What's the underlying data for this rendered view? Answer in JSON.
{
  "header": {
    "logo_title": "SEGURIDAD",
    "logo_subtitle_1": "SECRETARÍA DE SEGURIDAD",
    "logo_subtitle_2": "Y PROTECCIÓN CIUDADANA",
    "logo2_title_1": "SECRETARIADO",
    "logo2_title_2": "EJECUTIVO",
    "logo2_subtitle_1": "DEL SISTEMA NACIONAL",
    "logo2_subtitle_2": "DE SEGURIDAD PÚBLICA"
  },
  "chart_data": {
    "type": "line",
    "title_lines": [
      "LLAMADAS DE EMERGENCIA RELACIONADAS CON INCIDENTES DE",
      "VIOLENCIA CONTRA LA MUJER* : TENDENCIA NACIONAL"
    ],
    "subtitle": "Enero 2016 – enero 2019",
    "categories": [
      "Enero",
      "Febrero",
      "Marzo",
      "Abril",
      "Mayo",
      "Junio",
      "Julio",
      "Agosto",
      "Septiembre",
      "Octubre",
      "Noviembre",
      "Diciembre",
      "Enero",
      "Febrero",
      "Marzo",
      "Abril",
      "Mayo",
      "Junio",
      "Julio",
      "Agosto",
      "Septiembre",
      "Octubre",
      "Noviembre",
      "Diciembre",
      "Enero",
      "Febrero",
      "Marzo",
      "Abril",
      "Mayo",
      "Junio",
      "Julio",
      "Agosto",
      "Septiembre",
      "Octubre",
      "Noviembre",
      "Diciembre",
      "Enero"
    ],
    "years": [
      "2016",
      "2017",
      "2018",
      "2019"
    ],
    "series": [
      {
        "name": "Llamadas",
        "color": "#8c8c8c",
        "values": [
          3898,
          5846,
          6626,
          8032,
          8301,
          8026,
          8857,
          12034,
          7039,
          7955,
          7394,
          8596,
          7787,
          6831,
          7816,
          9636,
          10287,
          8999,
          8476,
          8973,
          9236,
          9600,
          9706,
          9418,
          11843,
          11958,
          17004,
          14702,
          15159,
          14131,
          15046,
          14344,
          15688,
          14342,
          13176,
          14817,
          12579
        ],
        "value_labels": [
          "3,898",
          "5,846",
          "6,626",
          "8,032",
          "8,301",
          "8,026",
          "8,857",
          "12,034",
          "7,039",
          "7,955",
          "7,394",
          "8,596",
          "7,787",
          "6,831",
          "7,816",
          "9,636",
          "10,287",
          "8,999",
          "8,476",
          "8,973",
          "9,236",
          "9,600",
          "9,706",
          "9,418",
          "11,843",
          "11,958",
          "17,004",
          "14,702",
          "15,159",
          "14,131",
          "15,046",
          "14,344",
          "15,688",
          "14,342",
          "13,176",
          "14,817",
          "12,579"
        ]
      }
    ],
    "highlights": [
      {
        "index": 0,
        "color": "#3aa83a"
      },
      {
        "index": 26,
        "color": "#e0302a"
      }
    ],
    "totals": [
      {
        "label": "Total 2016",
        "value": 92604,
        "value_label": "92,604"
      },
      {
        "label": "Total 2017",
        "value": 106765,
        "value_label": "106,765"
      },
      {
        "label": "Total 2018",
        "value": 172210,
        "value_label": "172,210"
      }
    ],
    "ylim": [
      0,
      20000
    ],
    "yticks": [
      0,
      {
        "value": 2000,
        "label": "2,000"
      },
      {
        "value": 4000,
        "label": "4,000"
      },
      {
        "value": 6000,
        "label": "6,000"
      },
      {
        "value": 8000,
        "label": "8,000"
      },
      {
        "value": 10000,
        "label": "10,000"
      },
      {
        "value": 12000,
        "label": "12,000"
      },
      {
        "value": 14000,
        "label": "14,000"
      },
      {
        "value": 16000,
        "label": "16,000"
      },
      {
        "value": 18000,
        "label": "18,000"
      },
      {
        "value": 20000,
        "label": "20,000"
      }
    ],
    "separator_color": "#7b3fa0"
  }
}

------------------------------------------------------------------------

• Directions for this task
Search the listing for the word "SEGURIDAD" and return each line that holds it.

• Response to this exercise
    "logo_title": "SEGURIDAD",
    "logo_subtitle_1": "SECRETARÍA DE SEGURIDAD",
    "logo2_subtitle_2": "DE SEGURIDAD PÚBLICA"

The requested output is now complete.